[start MATERIAL FOR THIS EXERCISE]

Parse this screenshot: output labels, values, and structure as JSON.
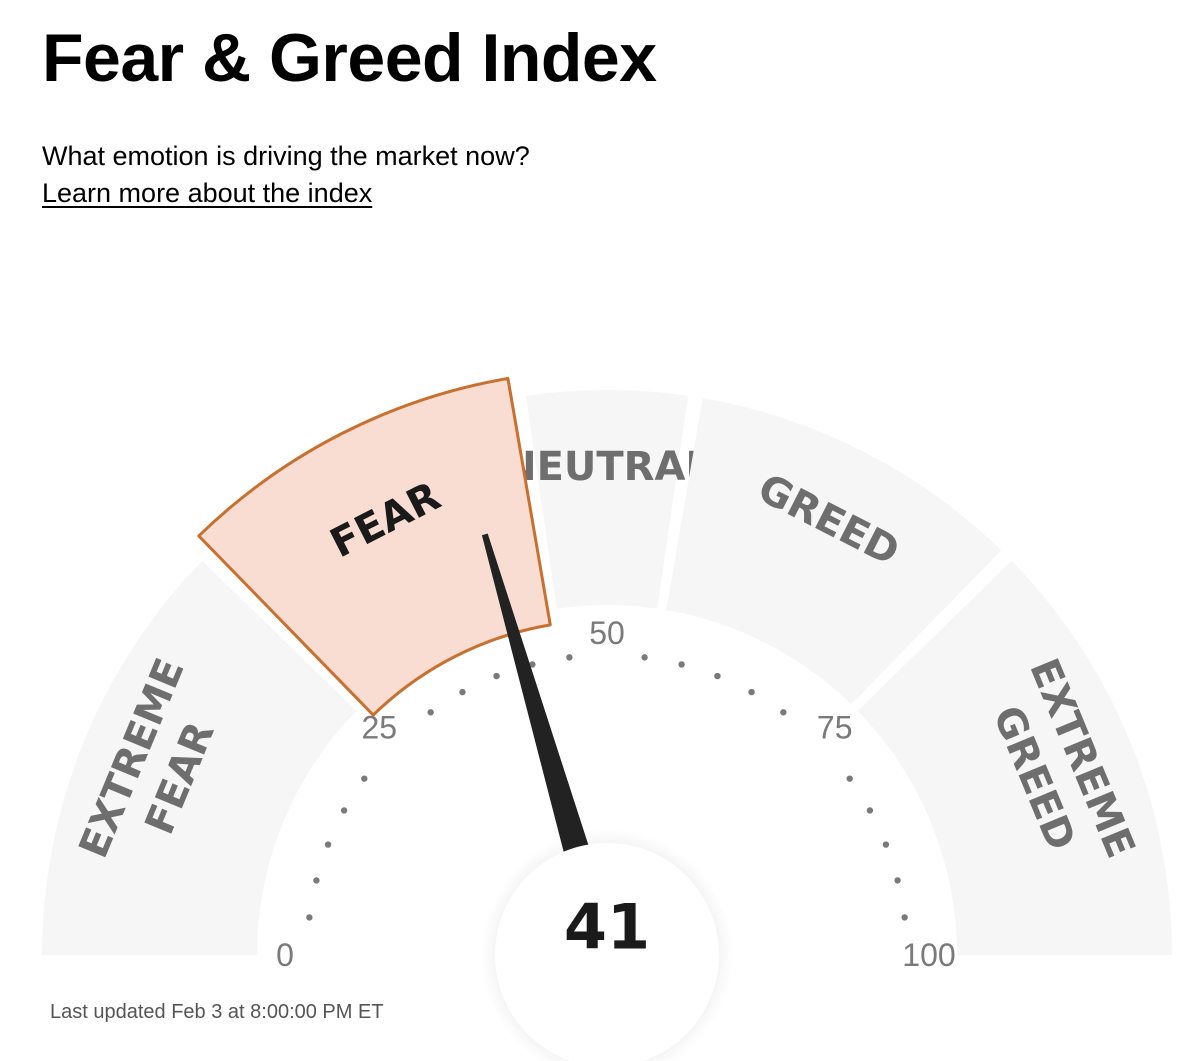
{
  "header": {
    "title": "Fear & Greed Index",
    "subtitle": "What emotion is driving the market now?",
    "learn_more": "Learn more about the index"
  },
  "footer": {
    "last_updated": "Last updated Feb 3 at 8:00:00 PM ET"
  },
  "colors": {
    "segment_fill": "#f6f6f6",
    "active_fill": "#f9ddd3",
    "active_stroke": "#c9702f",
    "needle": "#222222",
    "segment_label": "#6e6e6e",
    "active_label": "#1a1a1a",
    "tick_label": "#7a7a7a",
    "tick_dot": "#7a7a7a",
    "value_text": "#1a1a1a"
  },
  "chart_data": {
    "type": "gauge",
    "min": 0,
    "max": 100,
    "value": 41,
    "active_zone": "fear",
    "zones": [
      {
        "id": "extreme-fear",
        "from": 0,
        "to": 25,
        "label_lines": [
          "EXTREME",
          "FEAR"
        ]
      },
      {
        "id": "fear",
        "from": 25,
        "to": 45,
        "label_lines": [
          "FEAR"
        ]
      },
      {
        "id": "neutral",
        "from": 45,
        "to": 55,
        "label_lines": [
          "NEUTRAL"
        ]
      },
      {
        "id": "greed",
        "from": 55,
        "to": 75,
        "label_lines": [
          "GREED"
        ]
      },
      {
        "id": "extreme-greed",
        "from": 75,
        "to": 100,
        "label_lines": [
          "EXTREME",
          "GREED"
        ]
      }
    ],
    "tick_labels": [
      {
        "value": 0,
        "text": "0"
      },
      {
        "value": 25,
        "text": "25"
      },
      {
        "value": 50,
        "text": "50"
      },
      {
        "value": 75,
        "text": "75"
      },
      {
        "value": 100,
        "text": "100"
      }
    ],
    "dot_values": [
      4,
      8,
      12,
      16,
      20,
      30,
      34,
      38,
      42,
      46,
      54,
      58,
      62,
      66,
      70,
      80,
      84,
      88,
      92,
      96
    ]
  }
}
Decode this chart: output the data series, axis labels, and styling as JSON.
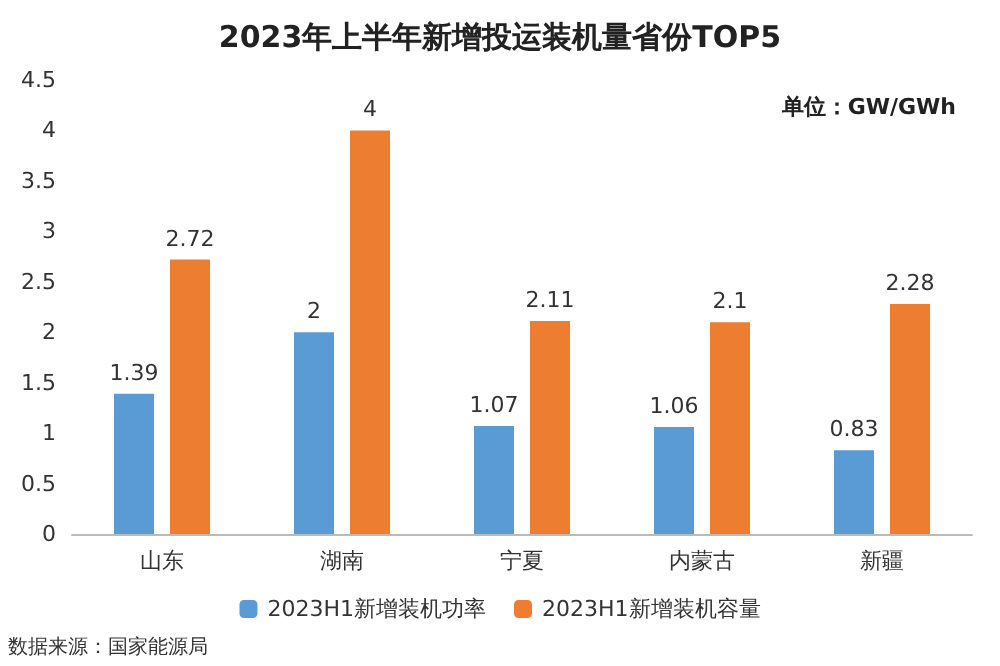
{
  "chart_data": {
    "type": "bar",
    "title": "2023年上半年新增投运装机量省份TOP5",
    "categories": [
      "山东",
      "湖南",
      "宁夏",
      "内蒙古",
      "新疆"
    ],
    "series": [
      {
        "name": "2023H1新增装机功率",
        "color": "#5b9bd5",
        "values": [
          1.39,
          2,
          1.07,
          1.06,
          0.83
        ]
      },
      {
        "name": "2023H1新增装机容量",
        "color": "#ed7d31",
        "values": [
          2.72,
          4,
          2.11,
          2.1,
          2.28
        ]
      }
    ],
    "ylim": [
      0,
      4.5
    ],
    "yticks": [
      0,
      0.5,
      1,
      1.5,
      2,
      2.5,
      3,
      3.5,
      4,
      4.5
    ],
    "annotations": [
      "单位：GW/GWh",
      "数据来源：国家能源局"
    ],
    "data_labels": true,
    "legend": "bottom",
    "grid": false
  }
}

[end MATERIAL FOR THIS EXERCISE]

§ **SHORT PROBLEM**
In your copy, leave out the pictures and reproduce the material above exactly.

§ **ANSWER BELOW**
Parse this screenshot: output labels, values, and structure as JSON.
{
  "header": {
    "title": "Fear & Greed Index",
    "subtitle": "What emotion is driving the market now?",
    "learn_more": "Learn more about the index"
  },
  "footer": {
    "last_updated": "Last updated Feb 3 at 8:00:00 PM ET"
  },
  "colors": {
    "segment_fill": "#f6f6f6",
    "active_fill": "#f9ddd3",
    "active_stroke": "#c9702f",
    "needle": "#222222",
    "segment_label": "#6e6e6e",
    "active_label": "#1a1a1a",
    "tick_label": "#7a7a7a",
    "tick_dot": "#7a7a7a",
    "value_text": "#1a1a1a"
  },
  "chart_data": {
    "type": "gauge",
    "min": 0,
    "max": 100,
    "value": 41,
    "active_zone": "fear",
    "zones": [
      {
        "id": "extreme-fear",
        "from": 0,
        "to": 25,
        "label_lines": [
          "EXTREME",
          "FEAR"
        ]
      },
      {
        "id": "fear",
        "from": 25,
        "to": 45,
        "label_lines": [
          "FEAR"
        ]
      },
      {
        "id": "neutral",
        "from": 45,
        "to": 55,
        "label_lines": [
          "NEUTRAL"
        ]
      },
      {
        "id": "greed",
        "from": 55,
        "to": 75,
        "label_lines": [
          "GREED"
        ]
      },
      {
        "id": "extreme-greed",
        "from": 75,
        "to": 100,
        "label_lines": [
          "EXTREME",
          "GREED"
        ]
      }
    ],
    "tick_labels": [
      {
        "value": 0,
        "text": "0"
      },
      {
        "value": 25,
        "text": "25"
      },
      {
        "value": 50,
        "text": "50"
      },
      {
        "value": 75,
        "text": "75"
      },
      {
        "value": 100,
        "text": "100"
      }
    ],
    "dot_values": [
      4,
      8,
      12,
      16,
      20,
      30,
      34,
      38,
      42,
      46,
      54,
      58,
      62,
      66,
      70,
      80,
      84,
      88,
      92,
      96
    ]
  }
}
Decode this chart: output the data series, axis labels, and styling as JSON.
{
  "chart_data": {
    "type": "bar",
    "title": "2023年上半年新增投运装机量省份TOP5",
    "categories": [
      "山东",
      "湖南",
      "宁夏",
      "内蒙古",
      "新疆"
    ],
    "series": [
      {
        "name": "2023H1新增装机功率",
        "color": "#5b9bd5",
        "values": [
          1.39,
          2,
          1.07,
          1.06,
          0.83
        ]
      },
      {
        "name": "2023H1新增装机容量",
        "color": "#ed7d31",
        "values": [
          2.72,
          4,
          2.11,
          2.1,
          2.28
        ]
      }
    ],
    "ylim": [
      0,
      4.5
    ],
    "yticks": [
      0,
      0.5,
      1,
      1.5,
      2,
      2.5,
      3,
      3.5,
      4,
      4.5
    ],
    "annotations": [
      "单位：GW/GWh",
      "数据来源：国家能源局"
    ],
    "data_labels": true,
    "legend": "bottom",
    "grid": false
  }
}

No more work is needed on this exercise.